[GE users] Sun GridEngine execution hosts not finding config

Richard Hobbs richard.hobbs at crl.toshiba.co.uk
Thu Mar 30 12:31:08 BST 2006


Hello,

> -----Original Message-----
> From: Reuti [mailto:reuti at staff.uni-marburg.de] 
> Sent: 29 March 2006 22:19
> To: users at gridengine.sunsource.net
> Subject: Re: [GE users] Sun GridEngine execution hosts not 
> finding config
> 
> Hi,
> 
> Am 29.03.2006 um 13:52 schrieb Richard Hobbs:
> 
> > Hello,
> >
> > We have a number of Sun GridEngine execution hosts with qmaster on a
> > separate machine. Most of the 44 hosts work perfectly, but 
> a few of  
> > them are
> > reporting "local configuration host.domain not defined - 
> using global
> 
> do you need any local configuration at all? I remember this only for  
> 5.3, and as all nodes used the same configuration I simply ignored  
> this message, as it was intended to work this way.

No, I do not need any local configuration, and I have never set any up, but
the reason I am concerned is that after printing this error message to the
screen, "qmon" shows all queues on that host as red. Not disabled, or alarm,
just red with no disabled/suspended/alarm status bar at the bottom of each
queue at all.

> Which SGE version are you using?

5.3p6

> What is qconf -sconfl saying?

'qconf -sconfl' is reporting a list of hosts. However, the hosts that are
reporting "no local config" are not in the list. The hosts that are "broken"
are on the network though, and they are able to ping the qmaster, and also
to mount the nfs export on the qmaster containing the SGE binaries, so the
network doesn't seem to be an issue.

Any ideas?

Thanks again,
Richard.

══════

Pick up the mailing-list message about Sun GridEngine hosts not finding their configuration and continue it from its last line. The records that follow are a separate body of material, unrelated to the mailing-list message.

══════

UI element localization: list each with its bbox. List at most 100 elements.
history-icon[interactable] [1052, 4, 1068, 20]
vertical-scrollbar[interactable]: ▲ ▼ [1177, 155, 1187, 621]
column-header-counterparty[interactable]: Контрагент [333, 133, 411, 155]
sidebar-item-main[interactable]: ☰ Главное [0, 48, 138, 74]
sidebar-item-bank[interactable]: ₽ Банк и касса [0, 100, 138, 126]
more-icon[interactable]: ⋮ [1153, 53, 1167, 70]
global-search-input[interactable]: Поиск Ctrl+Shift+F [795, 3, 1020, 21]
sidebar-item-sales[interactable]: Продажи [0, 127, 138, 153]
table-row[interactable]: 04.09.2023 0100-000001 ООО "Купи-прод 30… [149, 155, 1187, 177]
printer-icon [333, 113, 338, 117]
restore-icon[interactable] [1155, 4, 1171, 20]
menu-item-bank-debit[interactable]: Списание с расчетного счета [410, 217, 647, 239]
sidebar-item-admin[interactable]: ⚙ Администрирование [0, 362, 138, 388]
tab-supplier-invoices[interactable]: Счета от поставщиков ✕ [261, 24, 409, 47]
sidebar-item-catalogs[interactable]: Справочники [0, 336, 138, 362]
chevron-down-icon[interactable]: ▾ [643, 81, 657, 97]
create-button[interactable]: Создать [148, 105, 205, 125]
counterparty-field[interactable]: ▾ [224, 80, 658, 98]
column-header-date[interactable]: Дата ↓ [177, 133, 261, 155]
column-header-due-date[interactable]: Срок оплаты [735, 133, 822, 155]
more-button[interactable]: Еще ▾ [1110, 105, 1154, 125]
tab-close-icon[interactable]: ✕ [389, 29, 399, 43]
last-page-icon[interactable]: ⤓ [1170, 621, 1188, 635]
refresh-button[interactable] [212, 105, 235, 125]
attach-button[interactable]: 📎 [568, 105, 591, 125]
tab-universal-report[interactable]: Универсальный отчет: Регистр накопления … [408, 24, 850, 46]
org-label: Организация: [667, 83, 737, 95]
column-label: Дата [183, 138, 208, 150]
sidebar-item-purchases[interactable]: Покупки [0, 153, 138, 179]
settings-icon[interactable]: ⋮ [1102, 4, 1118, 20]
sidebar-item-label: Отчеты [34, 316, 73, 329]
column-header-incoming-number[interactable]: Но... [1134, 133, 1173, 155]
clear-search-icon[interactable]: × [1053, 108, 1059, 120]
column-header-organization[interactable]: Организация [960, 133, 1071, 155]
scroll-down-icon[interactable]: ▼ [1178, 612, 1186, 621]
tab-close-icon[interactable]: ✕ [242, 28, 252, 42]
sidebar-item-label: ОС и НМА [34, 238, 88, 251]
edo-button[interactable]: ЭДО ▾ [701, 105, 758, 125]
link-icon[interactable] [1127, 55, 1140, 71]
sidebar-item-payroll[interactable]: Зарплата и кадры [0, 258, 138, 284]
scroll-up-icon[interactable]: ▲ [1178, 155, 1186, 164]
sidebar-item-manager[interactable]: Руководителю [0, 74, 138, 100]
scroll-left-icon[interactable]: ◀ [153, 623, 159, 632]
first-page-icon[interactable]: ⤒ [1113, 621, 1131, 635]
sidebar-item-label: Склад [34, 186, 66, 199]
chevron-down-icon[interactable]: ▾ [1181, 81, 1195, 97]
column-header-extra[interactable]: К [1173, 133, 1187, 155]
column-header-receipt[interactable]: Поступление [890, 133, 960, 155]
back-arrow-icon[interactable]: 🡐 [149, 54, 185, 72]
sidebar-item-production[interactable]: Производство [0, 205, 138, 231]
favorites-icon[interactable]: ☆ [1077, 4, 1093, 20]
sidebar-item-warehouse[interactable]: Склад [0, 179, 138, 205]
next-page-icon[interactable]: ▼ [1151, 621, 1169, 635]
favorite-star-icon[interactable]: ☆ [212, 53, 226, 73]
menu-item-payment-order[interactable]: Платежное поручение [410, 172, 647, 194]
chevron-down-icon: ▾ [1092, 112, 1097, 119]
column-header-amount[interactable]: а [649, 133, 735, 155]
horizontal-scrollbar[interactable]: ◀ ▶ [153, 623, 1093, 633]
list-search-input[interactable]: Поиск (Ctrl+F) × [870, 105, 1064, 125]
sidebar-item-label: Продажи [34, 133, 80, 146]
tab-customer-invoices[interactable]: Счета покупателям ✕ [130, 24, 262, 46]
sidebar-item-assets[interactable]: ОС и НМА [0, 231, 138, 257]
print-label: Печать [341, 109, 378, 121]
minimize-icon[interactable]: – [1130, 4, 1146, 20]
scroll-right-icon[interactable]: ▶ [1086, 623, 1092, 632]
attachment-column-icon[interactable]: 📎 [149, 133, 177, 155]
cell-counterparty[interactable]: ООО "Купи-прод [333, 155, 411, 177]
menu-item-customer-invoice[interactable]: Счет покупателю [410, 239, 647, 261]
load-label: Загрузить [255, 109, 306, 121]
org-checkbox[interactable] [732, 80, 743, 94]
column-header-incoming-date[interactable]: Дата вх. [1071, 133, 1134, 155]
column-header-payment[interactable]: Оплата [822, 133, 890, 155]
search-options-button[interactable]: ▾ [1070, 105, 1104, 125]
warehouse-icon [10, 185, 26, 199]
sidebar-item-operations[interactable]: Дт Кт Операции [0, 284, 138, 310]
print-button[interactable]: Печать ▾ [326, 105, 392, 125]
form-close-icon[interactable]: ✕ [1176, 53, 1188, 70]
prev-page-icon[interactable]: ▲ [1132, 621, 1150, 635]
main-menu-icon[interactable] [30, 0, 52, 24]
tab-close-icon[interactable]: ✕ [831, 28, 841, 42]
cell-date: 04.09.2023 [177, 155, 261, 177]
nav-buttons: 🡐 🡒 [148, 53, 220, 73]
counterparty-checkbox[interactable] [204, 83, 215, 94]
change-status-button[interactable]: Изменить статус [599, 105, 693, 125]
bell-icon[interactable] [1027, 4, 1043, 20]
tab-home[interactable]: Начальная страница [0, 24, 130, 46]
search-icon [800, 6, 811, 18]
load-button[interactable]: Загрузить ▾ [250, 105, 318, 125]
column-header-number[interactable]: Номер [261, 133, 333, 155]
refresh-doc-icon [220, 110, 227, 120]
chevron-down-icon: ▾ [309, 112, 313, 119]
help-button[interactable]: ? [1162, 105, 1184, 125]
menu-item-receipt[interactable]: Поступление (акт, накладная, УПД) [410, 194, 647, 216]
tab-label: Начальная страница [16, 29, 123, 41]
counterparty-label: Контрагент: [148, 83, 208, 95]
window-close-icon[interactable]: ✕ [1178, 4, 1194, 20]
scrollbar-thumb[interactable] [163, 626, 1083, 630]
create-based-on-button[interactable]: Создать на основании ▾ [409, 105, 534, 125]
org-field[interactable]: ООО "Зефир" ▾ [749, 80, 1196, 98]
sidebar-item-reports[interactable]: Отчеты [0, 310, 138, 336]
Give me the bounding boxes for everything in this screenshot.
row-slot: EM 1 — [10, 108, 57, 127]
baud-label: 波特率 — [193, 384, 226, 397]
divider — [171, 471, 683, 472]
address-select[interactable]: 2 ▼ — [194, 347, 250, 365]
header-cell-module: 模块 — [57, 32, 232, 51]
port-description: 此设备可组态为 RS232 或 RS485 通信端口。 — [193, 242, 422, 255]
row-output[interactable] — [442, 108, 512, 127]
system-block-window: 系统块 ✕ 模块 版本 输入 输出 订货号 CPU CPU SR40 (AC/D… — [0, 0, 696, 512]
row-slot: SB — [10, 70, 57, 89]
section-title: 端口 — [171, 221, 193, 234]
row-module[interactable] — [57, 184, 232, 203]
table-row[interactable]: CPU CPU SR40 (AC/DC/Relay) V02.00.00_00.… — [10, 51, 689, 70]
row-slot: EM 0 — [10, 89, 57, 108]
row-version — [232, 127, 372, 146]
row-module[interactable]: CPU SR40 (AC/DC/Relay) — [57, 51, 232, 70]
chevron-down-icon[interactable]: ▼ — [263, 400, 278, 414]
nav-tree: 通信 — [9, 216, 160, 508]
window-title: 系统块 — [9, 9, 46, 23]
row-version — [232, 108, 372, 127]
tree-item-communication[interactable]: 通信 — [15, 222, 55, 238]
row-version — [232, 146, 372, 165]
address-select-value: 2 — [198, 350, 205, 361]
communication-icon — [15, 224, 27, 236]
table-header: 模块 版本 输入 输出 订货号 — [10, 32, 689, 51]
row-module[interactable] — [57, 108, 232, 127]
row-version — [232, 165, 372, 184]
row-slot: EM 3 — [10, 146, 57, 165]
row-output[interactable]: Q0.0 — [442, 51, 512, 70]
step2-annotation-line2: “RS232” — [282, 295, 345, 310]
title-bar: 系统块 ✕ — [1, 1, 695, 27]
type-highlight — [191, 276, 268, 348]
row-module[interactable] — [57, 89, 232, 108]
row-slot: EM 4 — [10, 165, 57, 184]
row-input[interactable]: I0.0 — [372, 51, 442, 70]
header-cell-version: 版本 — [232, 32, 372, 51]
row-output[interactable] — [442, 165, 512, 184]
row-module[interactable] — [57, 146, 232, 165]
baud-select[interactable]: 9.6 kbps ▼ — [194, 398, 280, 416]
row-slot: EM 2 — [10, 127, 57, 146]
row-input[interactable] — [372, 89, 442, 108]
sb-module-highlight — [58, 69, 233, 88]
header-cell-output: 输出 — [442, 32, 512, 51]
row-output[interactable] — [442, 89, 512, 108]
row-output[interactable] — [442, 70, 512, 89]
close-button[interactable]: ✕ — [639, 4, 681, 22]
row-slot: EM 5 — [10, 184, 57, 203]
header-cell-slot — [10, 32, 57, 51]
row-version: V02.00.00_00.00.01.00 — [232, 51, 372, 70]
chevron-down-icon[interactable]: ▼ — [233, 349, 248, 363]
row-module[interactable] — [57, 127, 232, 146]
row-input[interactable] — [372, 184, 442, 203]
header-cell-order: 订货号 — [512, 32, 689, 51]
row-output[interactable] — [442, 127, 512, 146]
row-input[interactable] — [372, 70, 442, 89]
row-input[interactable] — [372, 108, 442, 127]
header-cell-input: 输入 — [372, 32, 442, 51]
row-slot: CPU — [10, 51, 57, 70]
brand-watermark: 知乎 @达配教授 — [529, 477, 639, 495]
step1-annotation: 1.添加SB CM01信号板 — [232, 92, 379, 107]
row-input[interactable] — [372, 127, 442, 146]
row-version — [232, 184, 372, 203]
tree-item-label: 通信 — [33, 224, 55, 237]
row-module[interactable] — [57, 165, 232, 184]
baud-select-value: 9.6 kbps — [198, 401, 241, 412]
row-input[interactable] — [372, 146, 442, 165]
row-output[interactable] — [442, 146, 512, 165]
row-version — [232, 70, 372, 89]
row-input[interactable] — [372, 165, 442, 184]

══════

### Exercise answer:
> -- Reuti
> 
> 
> > configuration" when starting up. Obviously, i've replaced the  
> > hostname and
> > domain with "host.domain" here, to protect our hostnames.
> >
> > Earlier today, nearly 20 of the hosts were reporting this, and the  
> > only way
> > to solve it was to reboot the qmaster machine.
> >
> > Restarting the qmaster daemon, or rebooting the execution hosts or  
> > daemons
> > did nothing.
> >
> > Now i have rebooted the qmaster, all hosts are fixed apart 
> from one  
> > or two.
> >
> > There is absolutely nothing in
> > [b]$SGE_ROOT/default/spool/qmaster/messages[b] at all, apart from  
> > the usual
> > starting up messages.
> >
> > Does anyone know what could be causing this?
> >
> > Thanks in advance :-)
> >
> > Richard.
> >
> > -- 
> > Richard Hobbs (Systems Administrator)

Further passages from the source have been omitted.